* _Aim_:
Transcribe every line exactly and omit anything that is a picture.

▬▬▬▬▬▬▬▬▬▬

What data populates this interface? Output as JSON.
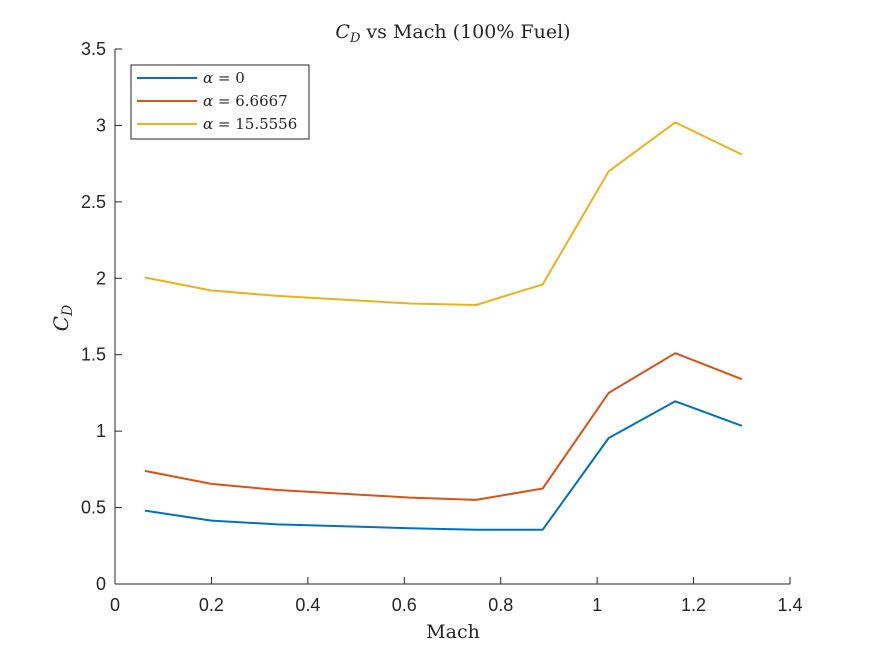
{
  "chart_data": {
    "type": "line",
    "title": "C_D vs Mach (100% Fuel)",
    "title_parts": {
      "symbol": "C",
      "subscript": "D",
      "rest": " vs Mach (100% Fuel)"
    },
    "xlabel": "Mach",
    "ylabel": "C_D",
    "ylabel_parts": {
      "symbol": "C",
      "subscript": "D"
    },
    "xlim": [
      0,
      1.4
    ],
    "ylim": [
      0,
      3.5
    ],
    "xticks": [
      0,
      0.2,
      0.4,
      0.6,
      0.8,
      1,
      1.2,
      1.4
    ],
    "xtick_labels": [
      "0",
      "0.2",
      "0.4",
      "0.6",
      "0.8",
      "1",
      "1.2",
      "1.4"
    ],
    "yticks": [
      0,
      0.5,
      1,
      1.5,
      2,
      2.5,
      3,
      3.5
    ],
    "ytick_labels": [
      "0",
      "0.5",
      "1",
      "1.5",
      "2",
      "2.5",
      "3",
      "3.5"
    ],
    "grid": false,
    "legend_position": "top-left",
    "x": [
      0.062,
      0.2,
      0.337,
      0.612,
      0.749,
      0.887,
      1.024,
      1.162,
      1.3
    ],
    "series": [
      {
        "name": "α = 0",
        "name_value": "0",
        "color": "#0072BD",
        "values": [
          0.48,
          0.415,
          0.39,
          0.365,
          0.355,
          0.355,
          0.955,
          1.195,
          1.035
        ]
      },
      {
        "name": "α = 6.6667",
        "name_value": "6.6667",
        "color": "#D95319",
        "values": [
          0.74,
          0.655,
          0.615,
          0.565,
          0.55,
          0.625,
          1.25,
          1.51,
          1.34
        ]
      },
      {
        "name": "α = 15.5556",
        "name_value": "15.5556",
        "color": "#EDB120",
        "values": [
          2.005,
          1.92,
          1.885,
          1.835,
          1.825,
          1.96,
          2.7,
          3.02,
          2.81
        ]
      }
    ]
  }
}
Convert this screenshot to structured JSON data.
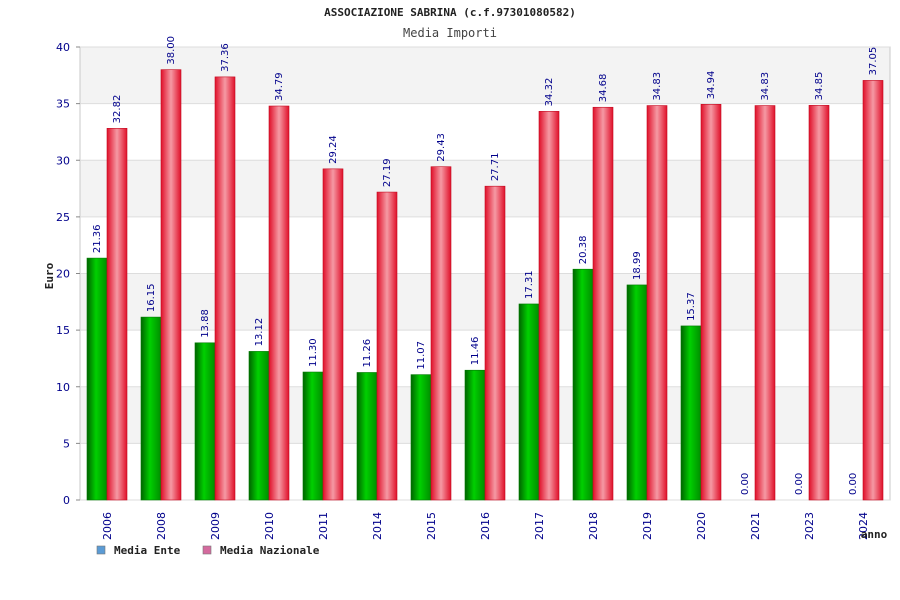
{
  "chart_data": {
    "type": "bar",
    "title": "ASSOCIAZIONE SABRINA (c.f.97301080582)",
    "subtitle": "Media Importi",
    "ylabel": "Euro",
    "xlabel": "anno",
    "ylim": [
      0,
      40
    ],
    "yticks": [
      "0",
      "5",
      "10",
      "15",
      "20",
      "25",
      "30",
      "35",
      "40"
    ],
    "grid": true,
    "legend_position": "bottom-left",
    "categories": [
      "2006",
      "2008",
      "2009",
      "2010",
      "2011",
      "2014",
      "2015",
      "2016",
      "2017",
      "2018",
      "2019",
      "2020",
      "2021",
      "2023",
      "2024"
    ],
    "series": [
      {
        "name": "Media Ente",
        "color": "#00b400",
        "legend_color": "#5b9bd5",
        "values": [
          21.36,
          16.15,
          13.88,
          13.12,
          11.3,
          11.26,
          11.07,
          11.46,
          17.31,
          20.38,
          18.99,
          15.37,
          0.0,
          0.0,
          0.0
        ],
        "labels": [
          "21.36",
          "16.15",
          "13.88",
          "13.12",
          "11.30",
          "11.26",
          "11.07",
          "11.46",
          "17.31",
          "20.38",
          "18.99",
          "15.37",
          "0.00",
          "0.00",
          "0.00"
        ]
      },
      {
        "name": "Media Nazionale",
        "color": "#e8112d",
        "legend_color": "#d46a9e",
        "values": [
          32.82,
          38.0,
          37.36,
          34.79,
          29.24,
          27.19,
          29.43,
          27.71,
          34.32,
          34.68,
          34.83,
          34.94,
          34.83,
          34.85,
          37.05
        ],
        "labels": [
          "32.82",
          "38.00",
          "37.36",
          "34.79",
          "29.24",
          "27.19",
          "29.43",
          "27.71",
          "34.32",
          "34.68",
          "34.83",
          "34.94",
          "34.83",
          "34.85",
          "37.05"
        ]
      }
    ]
  }
}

▬▬▬▬▬▬▬▬▬▬

* _Task output_:
What data populates this interface? Output as JSON.
{
  "chart_data": {
    "type": "line",
    "title": "C_D vs Mach (100% Fuel)",
    "title_parts": {
      "symbol": "C",
      "subscript": "D",
      "rest": " vs Mach (100% Fuel)"
    },
    "xlabel": "Mach",
    "ylabel": "C_D",
    "ylabel_parts": {
      "symbol": "C",
      "subscript": "D"
    },
    "xlim": [
      0,
      1.4
    ],
    "ylim": [
      0,
      3.5
    ],
    "xticks": [
      0,
      0.2,
      0.4,
      0.6,
      0.8,
      1,
      1.2,
      1.4
    ],
    "xtick_labels": [
      "0",
      "0.2",
      "0.4",
      "0.6",
      "0.8",
      "1",
      "1.2",
      "1.4"
    ],
    "yticks": [
      0,
      0.5,
      1,
      1.5,
      2,
      2.5,
      3,
      3.5
    ],
    "ytick_labels": [
      "0",
      "0.5",
      "1",
      "1.5",
      "2",
      "2.5",
      "3",
      "3.5"
    ],
    "grid": false,
    "legend_position": "top-left",
    "x": [
      0.062,
      0.2,
      0.337,
      0.612,
      0.749,
      0.887,
      1.024,
      1.162,
      1.3
    ],
    "series": [
      {
        "name": "α = 0",
        "name_value": "0",
        "color": "#0072BD",
        "values": [
          0.48,
          0.415,
          0.39,
          0.365,
          0.355,
          0.355,
          0.955,
          1.195,
          1.035
        ]
      },
      {
        "name": "α = 6.6667",
        "name_value": "6.6667",
        "color": "#D95319",
        "values": [
          0.74,
          0.655,
          0.615,
          0.565,
          0.55,
          0.625,
          1.25,
          1.51,
          1.34
        ]
      },
      {
        "name": "α = 15.5556",
        "name_value": "15.5556",
        "color": "#EDB120",
        "values": [
          2.005,
          1.92,
          1.885,
          1.835,
          1.825,
          1.96,
          2.7,
          3.02,
          2.81
        ]
      }
    ]
  }
}
Convert this screenshot to structured JSON data.
{
  "chart_data": {
    "type": "bar",
    "title": "ASSOCIAZIONE SABRINA (c.f.97301080582)",
    "subtitle": "Media Importi",
    "ylabel": "Euro",
    "xlabel": "anno",
    "ylim": [
      0,
      40
    ],
    "yticks": [
      "0",
      "5",
      "10",
      "15",
      "20",
      "25",
      "30",
      "35",
      "40"
    ],
    "grid": true,
    "legend_position": "bottom-left",
    "categories": [
      "2006",
      "2008",
      "2009",
      "2010",
      "2011",
      "2014",
      "2015",
      "2016",
      "2017",
      "2018",
      "2019",
      "2020",
      "2021",
      "2023",
      "2024"
    ],
    "series": [
      {
        "name": "Media Ente",
        "color": "#00b400",
        "legend_color": "#5b9bd5",
        "values": [
          21.36,
          16.15,
          13.88,
          13.12,
          11.3,
          11.26,
          11.07,
          11.46,
          17.31,
          20.38,
          18.99,
          15.37,
          0.0,
          0.0,
          0.0
        ],
        "labels": [
          "21.36",
          "16.15",
          "13.88",
          "13.12",
          "11.30",
          "11.26",
          "11.07",
          "11.46",
          "17.31",
          "20.38",
          "18.99",
          "15.37",
          "0.00",
          "0.00",
          "0.00"
        ]
      },
      {
        "name": "Media Nazionale",
        "color": "#e8112d",
        "legend_color": "#d46a9e",
        "values": [
          32.82,
          38.0,
          37.36,
          34.79,
          29.24,
          27.19,
          29.43,
          27.71,
          34.32,
          34.68,
          34.83,
          34.94,
          34.83,
          34.85,
          37.05
        ],
        "labels": [
          "32.82",
          "38.00",
          "37.36",
          "34.79",
          "29.24",
          "27.19",
          "29.43",
          "27.71",
          "34.32",
          "34.68",
          "34.83",
          "34.94",
          "34.83",
          "34.85",
          "37.05"
        ]
      }
    ]
  }
}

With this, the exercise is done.